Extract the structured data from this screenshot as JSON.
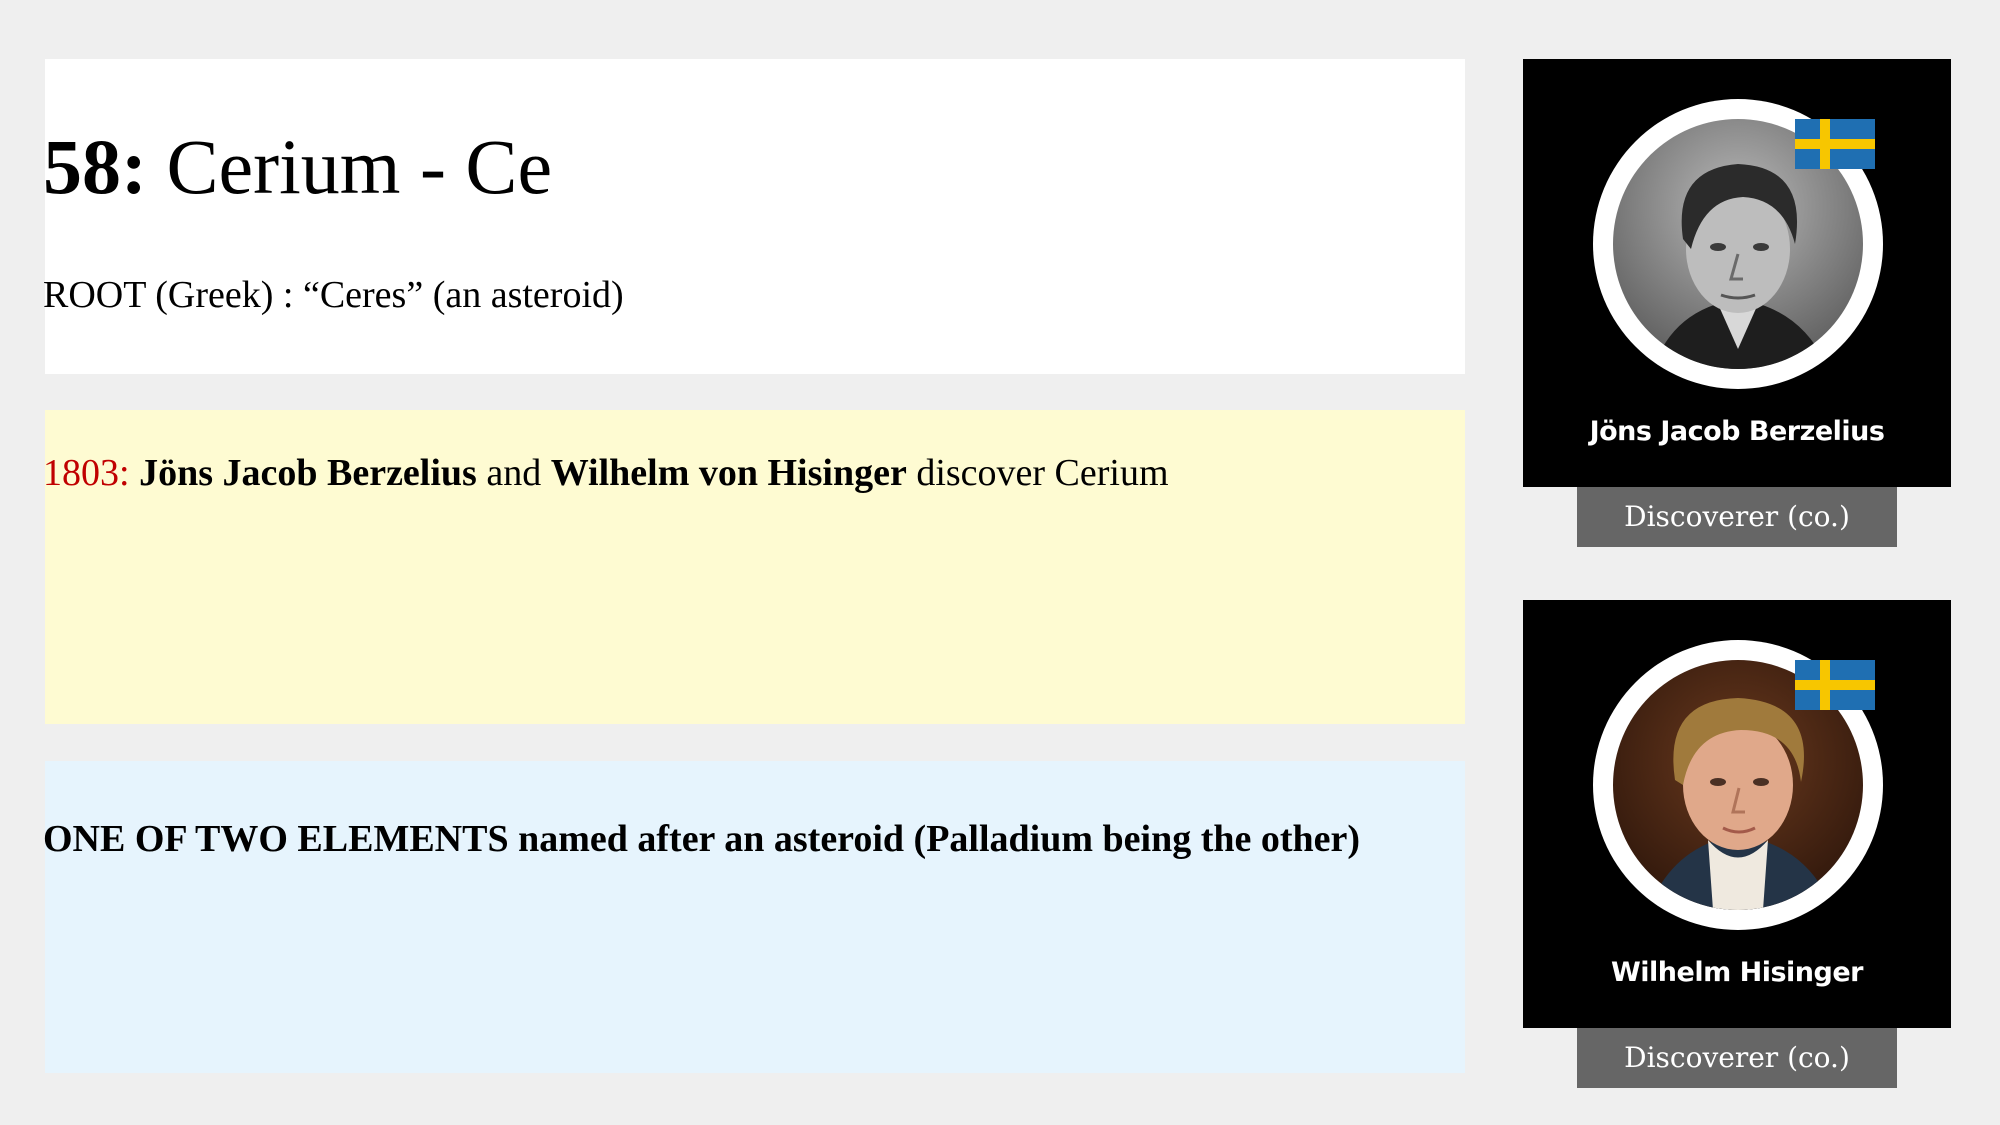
{
  "element": {
    "number_label": "58:",
    "name_symbol": "Cerium - Ce",
    "root": "ROOT (Greek) : “Ceres” (an asteroid)"
  },
  "discovery": {
    "year": "1803:",
    "discoverer_1": "Jöns Jacob Berzelius",
    "conjunction": "and",
    "discoverer_2": "Wilhelm von Hisinger",
    "action": "discover Cerium"
  },
  "fact": {
    "emphasis": "ONE OF TWO ELEMENTS",
    "text": "named after an asteroid (Palladium being the other)"
  },
  "discoverers": [
    {
      "name": "Jöns Jacob Berzelius",
      "role": "Discoverer (co.)",
      "flag_icon": "sweden-flag-icon"
    },
    {
      "name": "Wilhelm Hisinger",
      "role": "Discoverer (co.)",
      "flag_icon": "sweden-flag-icon"
    }
  ],
  "colors": {
    "year_red": "#c00000",
    "discovery_bg": "#fefbd2",
    "fact_bg": "#e6f4fd",
    "badge_gray": "#666666",
    "flag_blue": "#1f6fb2",
    "flag_yellow": "#f7c600"
  }
}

=======

Exercise details:
Repeat the preceding records precisely, and leave every picture out of the copy.

Finished exercise:
Extract the structured data from this screenshot as JSON.
{
  "element": {
    "number_label": "58:",
    "name_symbol": "Cerium - Ce",
    "root": "ROOT (Greek) : “Ceres” (an asteroid)"
  },
  "discovery": {
    "year": "1803:",
    "discoverer_1": "Jöns Jacob Berzelius",
    "conjunction": "and",
    "discoverer_2": "Wilhelm von Hisinger",
    "action": "discover Cerium"
  },
  "fact": {
    "emphasis": "ONE OF TWO ELEMENTS",
    "text": "named after an asteroid (Palladium being the other)"
  },
  "discoverers": [
    {
      "name": "Jöns Jacob Berzelius",
      "role": "Discoverer (co.)",
      "flag_icon": "sweden-flag-icon"
    },
    {
      "name": "Wilhelm Hisinger",
      "role": "Discoverer (co.)",
      "flag_icon": "sweden-flag-icon"
    }
  ],
  "colors": {
    "year_red": "#c00000",
    "discovery_bg": "#fefbd2",
    "fact_bg": "#e6f4fd",
    "badge_gray": "#666666",
    "flag_blue": "#1f6fb2",
    "flag_yellow": "#f7c600"
  }
}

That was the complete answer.